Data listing
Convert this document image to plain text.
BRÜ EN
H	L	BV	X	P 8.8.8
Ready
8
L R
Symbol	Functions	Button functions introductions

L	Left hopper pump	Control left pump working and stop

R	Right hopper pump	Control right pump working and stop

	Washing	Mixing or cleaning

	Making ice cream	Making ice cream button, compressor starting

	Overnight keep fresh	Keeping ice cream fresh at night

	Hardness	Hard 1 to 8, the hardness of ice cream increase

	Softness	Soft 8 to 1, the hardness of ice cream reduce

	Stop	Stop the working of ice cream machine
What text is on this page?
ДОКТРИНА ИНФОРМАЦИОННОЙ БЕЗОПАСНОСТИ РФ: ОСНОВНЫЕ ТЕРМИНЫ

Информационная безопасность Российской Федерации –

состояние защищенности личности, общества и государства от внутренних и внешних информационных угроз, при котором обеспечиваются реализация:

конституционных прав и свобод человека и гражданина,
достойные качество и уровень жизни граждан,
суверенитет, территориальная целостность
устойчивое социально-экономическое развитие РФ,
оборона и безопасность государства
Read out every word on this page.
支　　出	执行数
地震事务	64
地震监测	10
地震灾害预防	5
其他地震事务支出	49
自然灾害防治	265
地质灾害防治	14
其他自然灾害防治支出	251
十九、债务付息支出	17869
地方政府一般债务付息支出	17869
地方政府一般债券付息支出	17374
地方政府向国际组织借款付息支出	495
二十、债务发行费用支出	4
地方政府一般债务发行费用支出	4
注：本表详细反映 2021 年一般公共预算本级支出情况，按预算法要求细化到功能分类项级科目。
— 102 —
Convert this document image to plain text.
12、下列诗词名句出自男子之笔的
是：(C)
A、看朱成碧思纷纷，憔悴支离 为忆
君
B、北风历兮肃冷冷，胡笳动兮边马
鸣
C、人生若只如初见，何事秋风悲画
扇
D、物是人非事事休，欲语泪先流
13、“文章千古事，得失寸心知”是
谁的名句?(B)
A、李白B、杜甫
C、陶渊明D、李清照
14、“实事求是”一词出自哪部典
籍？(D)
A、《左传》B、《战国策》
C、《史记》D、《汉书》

• What this task involves: Output the listing above without altering a single character.

• The completed task:
Convert this document image to plain text.
BRÜ EN
H	L	BV	X	P 8.8.8
Ready
8
L R
Symbol	Functions	Button functions introductions

L	Left hopper pump	Control left pump working and stop

R	Right hopper pump	Control right pump working and stop

	Washing	Mixing or cleaning

	Making ice cream	Making ice cream button, compressor starting

	Overnight keep fresh	Keeping ice cream fresh at night

	Hardness	Hard 1 to 8, the hardness of ice cream increase

	Softness	Soft 8 to 1, the hardness of ice cream reduce

	Stop	Stop the working of ice cream machine
What text is on this page?
ДОКТРИНА ИНФОРМАЦИОННОЙ БЕЗОПАСНОСТИ РФ: ОСНОВНЫЕ ТЕРМИНЫ

Информационная безопасность Российской Федерации –

состояние защищенности личности, общества и государства от внутренних и внешних информационных угроз, при котором обеспечиваются реализация:

конституционных прав и свобод человека и гражданина,
достойные качество и уровень жизни граждан,
суверенитет, территориальная целостность
устойчивое социально-экономическое развитие РФ,
оборона и безопасность государства
Read out every word on this page.
支　　出	执行数
地震事务	64
地震监测	10
地震灾害预防	5
其他地震事务支出	49
自然灾害防治	265
地质灾害防治	14
其他自然灾害防治支出	251
十九、债务付息支出	17869
地方政府一般债务付息支出	17869
地方政府一般债券付息支出	17374
地方政府向国际组织借款付息支出	495
二十、债务发行费用支出	4
地方政府一般债务发行费用支出	4
注：本表详细反映 2021 年一般公共预算本级支出情况，按预算法要求细化到功能分类项级科目。
— 102 —
Convert this document image to plain text.
12、下列诗词名句出自男子之笔的
是：(C)
A、看朱成碧思纷纷，憔悴支离 为忆
君
B、北风历兮肃冷冷，胡笳动兮边马
鸣
C、人生若只如初见，何事秋风悲画
扇
D、物是人非事事休，欲语泪先流
13、“文章千古事，得失寸心知”是
谁的名句?(B)
A、李白B、杜甫
C、陶渊明D、李清照
14、“实事求是”一词出自哪部典
籍？(D)
A、《左传》B、《战国策》
C、《史记》D、《汉书》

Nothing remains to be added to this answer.